**TEXT TO READ**.
[start]

Note 1. Nature of Business

 

Fundamental Global Inc. (“FG”, “FGF”, the “Company”, “we”, or “us”) is a holding company that focuses on allocating capital to our business operations including our managed services and merchant banking business and related real estate and equity holdings.

 

On February 29, 2024, FGF and FG Group Holdings, Inc. (“FGH”) closed a plan of merger to combine the companies in an all-stock transaction (the “Merger”). In connection with the Merger, FGH common stockholders received one share of FGF common stock for each share of common stock of FGH held by such stockholder. Upon completion of the Merger, the combined company was renamed to Fundamental Global Inc., and the common stock and Series A cumulative preferred stock of the combined company continued to trade on the Nasdaq Stock Market LLC (the “Nasdaq”) under the tickers “FGF” and “FGFPP,” respectively.

 

On May 3, 2024, Strong Global Entertainment, Inc. (“Strong Global Entertainment” or “SGE”) entered into an acquisition agreement (the “Acquisition Agreement”) with FG Acquisition Corp. (“FGAC”), a special purpose acquisition company (“SPAC”), Strong/MDI Screen Systems, Inc. (“Strong/MDI”), FGAC Investors LLC, and CG Investments VII Inc. The transaction closed on September 25, 2024. As part of the closing, FGAC was renamed Saltire Holdings, Ltd (“Saltire”), and Saltire acquired all of the outstanding shares of one of the Company’s indirect wholly-owned subsidiaries, Strong/MDI. As a result of the acquisition, Strong/MDI became a wholly-owned subsidiary of Saltire.

 

On May 30, 2024, the Company and Strong Global Entertainment, an operating company in which we held approximately 76% of the Class A common shares, entered into a definitive arrangement agreement and plan of arrangement to combine the companies in an all-stock transaction (the “Arrangement”). Upon completion of the Arrangement, the stockholders of Strong Global Entertainment received 1.5 common shares of the Company for each share of Strong Global Entertainment. The transaction closed on September 30, 2024. Following the closing, Strong Global Entertainment ceased to exist, and its common shares were delisted from NYSE American LLC (“NYSE American”) and deregistered under the Securities Exchange Act of 1934 (the “Exchange Act”). As the Company was the majority shareholder of Strong Global Entertainment, the financial results of Strong Global Entertainment are presented on a consolidated basis in the Company’s condensed consolidated financial statements included in this Quarterly Report on Form 10-Q (this “Form 10-Q”).

[end]

**SUPPLIED INFORMATION**.
[start]

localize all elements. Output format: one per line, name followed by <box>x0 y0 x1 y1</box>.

[end]

**TO BE DONE**.
A. Do these statements agree with the Nature of Business note? For each, answer yes or no and quote the words from the note that decide it.
(i) The Merger with FG Group Holdings, Inc. closed on February 29, 2024.
(ii) Stockholders of Strong Global Entertainment received one common share of the Company for each of their shares.
(iii) After the acquisition, Strong/MDI became a wholly-owned subsidiary of Saltire.
B. Repeat the passage of the Nature of Business note that starts at "On May 3, 2024, Strong" and ends at "subsidiary of Saltire.".
The listing isn't needed for any of this.

**OUTPUTS BY TASK**.
A.
(i) Yes: "On February 29, 2024, FGF and FG Group Holdings, Inc. (“FGH”) closed a plan of merger"
(ii) No: "the stockholders of Strong Global Entertainment received 1.5 common shares of the Company for each share of Strong Global Entertainment"
(iii) Yes: "Strong/MDI became a wholly-owned subsidiary of Saltire"

B.
On May 3, 2024, Strong Global Entertainment, Inc. (“Strong Global Entertainment” or “SGE”) entered into an acquisition agreement (the “Acquisition Agreement”) with FG Acquisition Corp. (“FGAC”), a special purpose acquisition company (“SPAC”), Strong/MDI Screen Systems, Inc. (“Strong/MDI”), FGAC Investors LLC, and CG Investments VII Inc. The transaction closed on September 25, 2024. As part of the closing, FGAC was renamed Saltire Holdings, Ltd (“Saltire”), and Saltire acquired all of the outstanding shares of one of the Company’s indirect wholly-owned subsidiaries, Strong/MDI. As a result of the acquisition, Strong/MDI became a wholly-owned subsidiary of Saltire.